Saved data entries
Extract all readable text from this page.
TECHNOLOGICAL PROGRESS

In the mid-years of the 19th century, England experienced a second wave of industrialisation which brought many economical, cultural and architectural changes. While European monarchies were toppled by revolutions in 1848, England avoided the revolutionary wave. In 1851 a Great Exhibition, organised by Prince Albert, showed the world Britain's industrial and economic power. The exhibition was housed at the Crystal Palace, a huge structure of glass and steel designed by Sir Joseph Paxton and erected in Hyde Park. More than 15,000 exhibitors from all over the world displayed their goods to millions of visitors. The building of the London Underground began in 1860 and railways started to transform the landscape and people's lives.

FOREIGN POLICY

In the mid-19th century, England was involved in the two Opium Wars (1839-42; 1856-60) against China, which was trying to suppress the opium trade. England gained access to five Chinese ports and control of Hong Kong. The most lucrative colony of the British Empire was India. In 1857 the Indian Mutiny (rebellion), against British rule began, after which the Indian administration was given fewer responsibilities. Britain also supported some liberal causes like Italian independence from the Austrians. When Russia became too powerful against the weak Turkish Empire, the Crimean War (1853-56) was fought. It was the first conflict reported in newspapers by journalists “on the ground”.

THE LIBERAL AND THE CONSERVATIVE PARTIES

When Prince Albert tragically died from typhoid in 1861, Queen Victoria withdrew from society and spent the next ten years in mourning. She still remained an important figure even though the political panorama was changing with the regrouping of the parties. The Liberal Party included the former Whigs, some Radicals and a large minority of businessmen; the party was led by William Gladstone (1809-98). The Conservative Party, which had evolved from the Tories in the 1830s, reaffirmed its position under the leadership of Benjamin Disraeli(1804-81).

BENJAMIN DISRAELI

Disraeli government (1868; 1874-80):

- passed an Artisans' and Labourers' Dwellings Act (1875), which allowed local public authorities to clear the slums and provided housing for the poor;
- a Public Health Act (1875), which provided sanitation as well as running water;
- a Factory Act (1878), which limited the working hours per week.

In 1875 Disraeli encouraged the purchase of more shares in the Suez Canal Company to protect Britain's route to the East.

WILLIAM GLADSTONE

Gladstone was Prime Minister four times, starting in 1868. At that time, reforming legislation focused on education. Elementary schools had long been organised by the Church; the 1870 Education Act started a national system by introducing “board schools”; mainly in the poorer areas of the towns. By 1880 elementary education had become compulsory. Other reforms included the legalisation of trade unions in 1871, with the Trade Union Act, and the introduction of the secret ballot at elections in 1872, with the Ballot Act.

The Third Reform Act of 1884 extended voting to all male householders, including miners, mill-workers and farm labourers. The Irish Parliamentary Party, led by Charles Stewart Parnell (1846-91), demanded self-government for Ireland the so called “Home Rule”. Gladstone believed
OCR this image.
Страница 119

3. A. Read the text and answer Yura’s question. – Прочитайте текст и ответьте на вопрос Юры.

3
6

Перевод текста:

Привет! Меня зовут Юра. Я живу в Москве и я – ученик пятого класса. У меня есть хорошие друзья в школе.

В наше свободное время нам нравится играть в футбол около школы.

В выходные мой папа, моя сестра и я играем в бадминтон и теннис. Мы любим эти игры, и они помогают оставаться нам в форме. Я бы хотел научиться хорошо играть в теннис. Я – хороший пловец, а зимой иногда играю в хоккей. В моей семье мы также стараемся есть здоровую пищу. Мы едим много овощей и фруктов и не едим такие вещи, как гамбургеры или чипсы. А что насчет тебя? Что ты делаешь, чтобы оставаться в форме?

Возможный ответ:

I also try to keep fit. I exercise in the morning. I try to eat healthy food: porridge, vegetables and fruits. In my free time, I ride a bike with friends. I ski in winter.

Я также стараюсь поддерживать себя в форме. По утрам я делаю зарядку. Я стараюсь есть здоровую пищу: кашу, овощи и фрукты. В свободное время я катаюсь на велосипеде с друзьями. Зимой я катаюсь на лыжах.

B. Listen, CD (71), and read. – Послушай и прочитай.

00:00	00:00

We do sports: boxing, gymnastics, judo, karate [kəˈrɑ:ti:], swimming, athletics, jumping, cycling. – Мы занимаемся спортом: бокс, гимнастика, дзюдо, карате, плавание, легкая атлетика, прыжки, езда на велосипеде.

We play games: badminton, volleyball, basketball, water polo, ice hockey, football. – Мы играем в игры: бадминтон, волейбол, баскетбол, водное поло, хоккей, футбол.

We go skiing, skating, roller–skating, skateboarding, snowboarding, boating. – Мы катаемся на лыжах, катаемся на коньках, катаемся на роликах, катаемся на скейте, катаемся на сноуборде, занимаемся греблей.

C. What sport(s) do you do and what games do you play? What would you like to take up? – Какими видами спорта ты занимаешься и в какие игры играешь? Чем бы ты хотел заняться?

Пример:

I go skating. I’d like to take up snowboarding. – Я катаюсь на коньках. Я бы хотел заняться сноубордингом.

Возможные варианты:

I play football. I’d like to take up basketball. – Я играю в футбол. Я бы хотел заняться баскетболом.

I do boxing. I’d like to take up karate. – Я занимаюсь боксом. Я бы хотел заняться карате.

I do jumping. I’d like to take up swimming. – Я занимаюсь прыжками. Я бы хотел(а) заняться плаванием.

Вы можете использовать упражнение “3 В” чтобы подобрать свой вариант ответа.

## Task objective
Please repeat the listing exactly, with nothing left out.

## Result of this exercise
Extract all readable text from this page.
TECHNOLOGICAL PROGRESS

In the mid-years of the 19th century, England experienced a second wave of industrialisation which brought many economical, cultural and architectural changes. While European monarchies were toppled by revolutions in 1848, England avoided the revolutionary wave. In 1851 a Great Exhibition, organised by Prince Albert, showed the world Britain's industrial and economic power. The exhibition was housed at the Crystal Palace, a huge structure of glass and steel designed by Sir Joseph Paxton and erected in Hyde Park. More than 15,000 exhibitors from all over the world displayed their goods to millions of visitors. The building of the London Underground began in 1860 and railways started to transform the landscape and people's lives.

FOREIGN POLICY

In the mid-19th century, England was involved in the two Opium Wars (1839-42; 1856-60) against China, which was trying to suppress the opium trade. England gained access to five Chinese ports and control of Hong Kong. The most lucrative colony of the British Empire was India. In 1857 the Indian Mutiny (rebellion), against British rule began, after which the Indian administration was given fewer responsibilities. Britain also supported some liberal causes like Italian independence from the Austrians. When Russia became too powerful against the weak Turkish Empire, the Crimean War (1853-56) was fought. It was the first conflict reported in newspapers by journalists “on the ground”.

THE LIBERAL AND THE CONSERVATIVE PARTIES

When Prince Albert tragically died from typhoid in 1861, Queen Victoria withdrew from society and spent the next ten years in mourning. She still remained an important figure even though the political panorama was changing with the regrouping of the parties. The Liberal Party included the former Whigs, some Radicals and a large minority of businessmen; the party was led by William Gladstone (1809-98). The Conservative Party, which had evolved from the Tories in the 1830s, reaffirmed its position under the leadership of Benjamin Disraeli(1804-81).

BENJAMIN DISRAELI

Disraeli government (1868; 1874-80):

- passed an Artisans' and Labourers' Dwellings Act (1875), which allowed local public authorities to clear the slums and provided housing for the poor;
- a Public Health Act (1875), which provided sanitation as well as running water;
- a Factory Act (1878), which limited the working hours per week.

In 1875 Disraeli encouraged the purchase of more shares in the Suez Canal Company to protect Britain's route to the East.

WILLIAM GLADSTONE

Gladstone was Prime Minister four times, starting in 1868. At that time, reforming legislation focused on education. Elementary schools had long been organised by the Church; the 1870 Education Act started a national system by introducing “board schools”; mainly in the poorer areas of the towns. By 1880 elementary education had become compulsory. Other reforms included the legalisation of trade unions in 1871, with the Trade Union Act, and the introduction of the secret ballot at elections in 1872, with the Ballot Act.

The Third Reform Act of 1884 extended voting to all male householders, including miners, mill-workers and farm labourers. The Irish Parliamentary Party, led by Charles Stewart Parnell (1846-91), demanded self-government for Ireland the so called “Home Rule”. Gladstone believed
OCR this image.
Страница 119

3. A. Read the text and answer Yura’s question. – Прочитайте текст и ответьте на вопрос Юры.

3
6

Перевод текста:

Привет! Меня зовут Юра. Я живу в Москве и я – ученик пятого класса. У меня есть хорошие друзья в школе.

В наше свободное время нам нравится играть в футбол около школы.

В выходные мой папа, моя сестра и я играем в бадминтон и теннис. Мы любим эти игры, и они помогают оставаться нам в форме. Я бы хотел научиться хорошо играть в теннис. Я – хороший пловец, а зимой иногда играю в хоккей. В моей семье мы также стараемся есть здоровую пищу. Мы едим много овощей и фруктов и не едим такие вещи, как гамбургеры или чипсы. А что насчет тебя? Что ты делаешь, чтобы оставаться в форме?

Возможный ответ:

I also try to keep fit. I exercise in the morning. I try to eat healthy food: porridge, vegetables and fruits. In my free time, I ride a bike with friends. I ski in winter.

Я также стараюсь поддерживать себя в форме. По утрам я делаю зарядку. Я стараюсь есть здоровую пищу: кашу, овощи и фрукты. В свободное время я катаюсь на велосипеде с друзьями. Зимой я катаюсь на лыжах.

B. Listen, CD (71), and read. – Послушай и прочитай.

00:00	00:00

We do sports: boxing, gymnastics, judo, karate [kəˈrɑ:ti:], swimming, athletics, jumping, cycling. – Мы занимаемся спортом: бокс, гимнастика, дзюдо, карате, плавание, легкая атлетика, прыжки, езда на велосипеде.

We play games: badminton, volleyball, basketball, water polo, ice hockey, football. – Мы играем в игры: бадминтон, волейбол, баскетбол, водное поло, хоккей, футбол.

We go skiing, skating, roller–skating, skateboarding, snowboarding, boating. – Мы катаемся на лыжах, катаемся на коньках, катаемся на роликах, катаемся на скейте, катаемся на сноуборде, занимаемся греблей.

C. What sport(s) do you do and what games do you play? What would you like to take up? – Какими видами спорта ты занимаешься и в какие игры играешь? Чем бы ты хотел заняться?

Пример:

I go skating. I’d like to take up snowboarding. – Я катаюсь на коньках. Я бы хотел заняться сноубордингом.

Возможные варианты:

I play football. I’d like to take up basketball. – Я играю в футбол. Я бы хотел заняться баскетболом.

I do boxing. I’d like to take up karate. – Я занимаюсь боксом. Я бы хотел заняться карате.

I do jumping. I’d like to take up swimming. – Я занимаюсь прыжками. Я бы хотел(а) заняться плаванием.

Вы можете использовать упражнение “3 В” чтобы подобрать свой вариант ответа.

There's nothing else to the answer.